» **Figure content listings**
▼

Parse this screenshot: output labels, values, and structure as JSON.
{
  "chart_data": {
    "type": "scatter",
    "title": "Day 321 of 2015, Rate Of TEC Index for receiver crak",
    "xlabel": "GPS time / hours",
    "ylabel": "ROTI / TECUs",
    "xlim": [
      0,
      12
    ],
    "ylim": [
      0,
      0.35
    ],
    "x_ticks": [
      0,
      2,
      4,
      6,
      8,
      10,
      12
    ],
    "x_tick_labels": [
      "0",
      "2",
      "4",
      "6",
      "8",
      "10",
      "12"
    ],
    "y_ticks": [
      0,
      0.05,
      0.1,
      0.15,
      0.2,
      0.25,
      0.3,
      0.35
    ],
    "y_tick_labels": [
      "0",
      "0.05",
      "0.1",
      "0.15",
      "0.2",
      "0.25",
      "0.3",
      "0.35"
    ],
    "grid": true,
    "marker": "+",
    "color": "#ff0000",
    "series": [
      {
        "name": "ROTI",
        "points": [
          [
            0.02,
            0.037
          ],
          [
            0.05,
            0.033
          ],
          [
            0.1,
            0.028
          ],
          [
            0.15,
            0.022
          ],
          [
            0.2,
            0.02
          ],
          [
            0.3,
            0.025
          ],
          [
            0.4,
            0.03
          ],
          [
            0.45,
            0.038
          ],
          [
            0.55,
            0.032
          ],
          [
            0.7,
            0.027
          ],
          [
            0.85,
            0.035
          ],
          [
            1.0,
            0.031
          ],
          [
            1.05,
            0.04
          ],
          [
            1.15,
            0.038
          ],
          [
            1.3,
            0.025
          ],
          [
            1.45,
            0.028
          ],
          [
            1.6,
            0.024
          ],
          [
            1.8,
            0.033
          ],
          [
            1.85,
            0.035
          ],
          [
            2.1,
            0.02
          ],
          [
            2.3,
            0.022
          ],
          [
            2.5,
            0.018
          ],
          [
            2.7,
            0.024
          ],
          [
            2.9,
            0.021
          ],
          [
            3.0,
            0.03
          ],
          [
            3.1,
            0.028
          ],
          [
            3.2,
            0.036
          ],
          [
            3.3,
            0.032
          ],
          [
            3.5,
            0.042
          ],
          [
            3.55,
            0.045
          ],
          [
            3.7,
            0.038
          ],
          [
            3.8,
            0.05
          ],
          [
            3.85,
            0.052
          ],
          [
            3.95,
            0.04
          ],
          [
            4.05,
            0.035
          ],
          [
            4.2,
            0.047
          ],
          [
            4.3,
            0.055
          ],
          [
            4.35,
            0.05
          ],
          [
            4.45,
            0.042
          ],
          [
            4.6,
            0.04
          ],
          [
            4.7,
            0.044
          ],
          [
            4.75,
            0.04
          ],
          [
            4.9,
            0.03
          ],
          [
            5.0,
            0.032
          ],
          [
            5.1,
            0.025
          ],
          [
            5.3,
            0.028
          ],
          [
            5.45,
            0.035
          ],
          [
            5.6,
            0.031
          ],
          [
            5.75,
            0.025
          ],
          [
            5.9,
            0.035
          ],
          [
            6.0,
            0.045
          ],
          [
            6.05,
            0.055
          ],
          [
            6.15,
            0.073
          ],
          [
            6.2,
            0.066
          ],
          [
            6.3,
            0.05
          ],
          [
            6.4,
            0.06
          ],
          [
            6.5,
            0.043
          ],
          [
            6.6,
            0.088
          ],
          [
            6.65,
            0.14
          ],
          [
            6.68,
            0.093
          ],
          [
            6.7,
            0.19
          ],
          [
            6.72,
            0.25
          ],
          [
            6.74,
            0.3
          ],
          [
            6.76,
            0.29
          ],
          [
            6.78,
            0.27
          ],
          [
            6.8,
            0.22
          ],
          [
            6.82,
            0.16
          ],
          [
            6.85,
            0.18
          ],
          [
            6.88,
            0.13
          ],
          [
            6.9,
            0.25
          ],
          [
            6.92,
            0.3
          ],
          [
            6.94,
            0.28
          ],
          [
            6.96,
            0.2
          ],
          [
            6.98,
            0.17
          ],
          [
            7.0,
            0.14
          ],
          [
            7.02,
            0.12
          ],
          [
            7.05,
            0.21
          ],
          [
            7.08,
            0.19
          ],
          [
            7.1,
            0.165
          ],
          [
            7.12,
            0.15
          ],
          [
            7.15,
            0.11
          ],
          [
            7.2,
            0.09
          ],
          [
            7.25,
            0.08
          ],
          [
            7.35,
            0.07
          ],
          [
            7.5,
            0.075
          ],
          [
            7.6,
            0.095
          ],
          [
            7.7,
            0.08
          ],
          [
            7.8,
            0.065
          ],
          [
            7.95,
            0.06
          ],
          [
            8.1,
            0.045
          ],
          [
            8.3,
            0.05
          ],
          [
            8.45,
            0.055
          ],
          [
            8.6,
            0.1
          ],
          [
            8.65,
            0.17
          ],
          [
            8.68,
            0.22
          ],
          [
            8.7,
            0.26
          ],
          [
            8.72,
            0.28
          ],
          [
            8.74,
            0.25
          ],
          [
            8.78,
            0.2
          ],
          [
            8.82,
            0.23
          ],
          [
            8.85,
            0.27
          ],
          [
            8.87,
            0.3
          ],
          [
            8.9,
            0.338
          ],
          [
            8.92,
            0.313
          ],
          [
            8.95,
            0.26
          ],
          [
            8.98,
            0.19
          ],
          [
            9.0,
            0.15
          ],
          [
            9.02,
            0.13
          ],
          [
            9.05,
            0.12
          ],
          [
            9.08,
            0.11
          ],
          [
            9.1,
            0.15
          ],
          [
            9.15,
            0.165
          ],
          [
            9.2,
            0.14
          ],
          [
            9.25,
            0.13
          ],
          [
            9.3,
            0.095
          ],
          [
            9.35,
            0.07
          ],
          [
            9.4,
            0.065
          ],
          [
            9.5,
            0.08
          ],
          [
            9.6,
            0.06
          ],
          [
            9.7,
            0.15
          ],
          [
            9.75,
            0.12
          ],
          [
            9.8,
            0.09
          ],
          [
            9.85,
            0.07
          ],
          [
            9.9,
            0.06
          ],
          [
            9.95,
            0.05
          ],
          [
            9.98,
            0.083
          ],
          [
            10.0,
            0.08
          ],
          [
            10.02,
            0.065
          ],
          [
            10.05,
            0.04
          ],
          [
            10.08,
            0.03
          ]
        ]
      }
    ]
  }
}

▲

» **What this task involves**
Reproduce the full set of records precisely.

» **Problem solution**
Parse this screenshot: output labels, values, and structure as JSON.
{
  "chart_data": {
    "type": "scatter",
    "title": "Day 321 of 2015, Rate Of TEC Index for receiver crak",
    "xlabel": "GPS time / hours",
    "ylabel": "ROTI / TECUs",
    "xlim": [
      0,
      12
    ],
    "ylim": [
      0,
      0.35
    ],
    "x_ticks": [
      0,
      2,
      4,
      6,
      8,
      10,
      12
    ],
    "x_tick_labels": [
      "0",
      "2",
      "4",
      "6",
      "8",
      "10",
      "12"
    ],
    "y_ticks": [
      0,
      0.05,
      0.1,
      0.15,
      0.2,
      0.25,
      0.3,
      0.35
    ],
    "y_tick_labels": [
      "0",
      "0.05",
      "0.1",
      "0.15",
      "0.2",
      "0.25",
      "0.3",
      "0.35"
    ],
    "grid": true,
    "marker": "+",
    "color": "#ff0000",
    "series": [
      {
        "name": "ROTI",
        "points": [
          [
            0.02,
            0.037
          ],
          [
            0.05,
            0.033
          ],
          [
            0.1,
            0.028
          ],
          [
            0.15,
            0.022
          ],
          [
            0.2,
            0.02
          ],
          [
            0.3,
            0.025
          ],
          [
            0.4,
            0.03
          ],
          [
            0.45,
            0.038
          ],
          [
            0.55,
            0.032
          ],
          [
            0.7,
            0.027
          ],
          [
            0.85,
            0.035
          ],
          [
            1.0,
            0.031
          ],
          [
            1.05,
            0.04
          ],
          [
            1.15,
            0.038
          ],
          [
            1.3,
            0.025
          ],
          [
            1.45,
            0.028
          ],
          [
            1.6,
            0.024
          ],
          [
            1.8,
            0.033
          ],
          [
            1.85,
            0.035
          ],
          [
            2.1,
            0.02
          ],
          [
            2.3,
            0.022
          ],
          [
            2.5,
            0.018
          ],
          [
            2.7,
            0.024
          ],
          [
            2.9,
            0.021
          ],
          [
            3.0,
            0.03
          ],
          [
            3.1,
            0.028
          ],
          [
            3.2,
            0.036
          ],
          [
            3.3,
            0.032
          ],
          [
            3.5,
            0.042
          ],
          [
            3.55,
            0.045
          ],
          [
            3.7,
            0.038
          ],
          [
            3.8,
            0.05
          ],
          [
            3.85,
            0.052
          ],
          [
            3.95,
            0.04
          ],
          [
            4.05,
            0.035
          ],
          [
            4.2,
            0.047
          ],
          [
            4.3,
            0.055
          ],
          [
            4.35,
            0.05
          ],
          [
            4.45,
            0.042
          ],
          [
            4.6,
            0.04
          ],
          [
            4.7,
            0.044
          ],
          [
            4.75,
            0.04
          ],
          [
            4.9,
            0.03
          ],
          [
            5.0,
            0.032
          ],
          [
            5.1,
            0.025
          ],
          [
            5.3,
            0.028
          ],
          [
            5.45,
            0.035
          ],
          [
            5.6,
            0.031
          ],
          [
            5.75,
            0.025
          ],
          [
            5.9,
            0.035
          ],
          [
            6.0,
            0.045
          ],
          [
            6.05,
            0.055
          ],
          [
            6.15,
            0.073
          ],
          [
            6.2,
            0.066
          ],
          [
            6.3,
            0.05
          ],
          [
            6.4,
            0.06
          ],
          [
            6.5,
            0.043
          ],
          [
            6.6,
            0.088
          ],
          [
            6.65,
            0.14
          ],
          [
            6.68,
            0.093
          ],
          [
            6.7,
            0.19
          ],
          [
            6.72,
            0.25
          ],
          [
            6.74,
            0.3
          ],
          [
            6.76,
            0.29
          ],
          [
            6.78,
            0.27
          ],
          [
            6.8,
            0.22
          ],
          [
            6.82,
            0.16
          ],
          [
            6.85,
            0.18
          ],
          [
            6.88,
            0.13
          ],
          [
            6.9,
            0.25
          ],
          [
            6.92,
            0.3
          ],
          [
            6.94,
            0.28
          ],
          [
            6.96,
            0.2
          ],
          [
            6.98,
            0.17
          ],
          [
            7.0,
            0.14
          ],
          [
            7.02,
            0.12
          ],
          [
            7.05,
            0.21
          ],
          [
            7.08,
            0.19
          ],
          [
            7.1,
            0.165
          ],
          [
            7.12,
            0.15
          ],
          [
            7.15,
            0.11
          ],
          [
            7.2,
            0.09
          ],
          [
            7.25,
            0.08
          ],
          [
            7.35,
            0.07
          ],
          [
            7.5,
            0.075
          ],
          [
            7.6,
            0.095
          ],
          [
            7.7,
            0.08
          ],
          [
            7.8,
            0.065
          ],
          [
            7.95,
            0.06
          ],
          [
            8.1,
            0.045
          ],
          [
            8.3,
            0.05
          ],
          [
            8.45,
            0.055
          ],
          [
            8.6,
            0.1
          ],
          [
            8.65,
            0.17
          ],
          [
            8.68,
            0.22
          ],
          [
            8.7,
            0.26
          ],
          [
            8.72,
            0.28
          ],
          [
            8.74,
            0.25
          ],
          [
            8.78,
            0.2
          ],
          [
            8.82,
            0.23
          ],
          [
            8.85,
            0.27
          ],
          [
            8.87,
            0.3
          ],
          [
            8.9,
            0.338
          ],
          [
            8.92,
            0.313
          ],
          [
            8.95,
            0.26
          ],
          [
            8.98,
            0.19
          ],
          [
            9.0,
            0.15
          ],
          [
            9.02,
            0.13
          ],
          [
            9.05,
            0.12
          ],
          [
            9.08,
            0.11
          ],
          [
            9.1,
            0.15
          ],
          [
            9.15,
            0.165
          ],
          [
            9.2,
            0.14
          ],
          [
            9.25,
            0.13
          ],
          [
            9.3,
            0.095
          ],
          [
            9.35,
            0.07
          ],
          [
            9.4,
            0.065
          ],
          [
            9.5,
            0.08
          ],
          [
            9.6,
            0.06
          ],
          [
            9.7,
            0.15
          ],
          [
            9.75,
            0.12
          ],
          [
            9.8,
            0.09
          ],
          [
            9.85,
            0.07
          ],
          [
            9.9,
            0.06
          ],
          [
            9.95,
            0.05
          ],
          [
            9.98,
            0.083
          ],
          [
            10.0,
            0.08
          ],
          [
            10.02,
            0.065
          ],
          [
            10.05,
            0.04
          ],
          [
            10.08,
            0.03
          ]
        ]
      }
    ]
  }
}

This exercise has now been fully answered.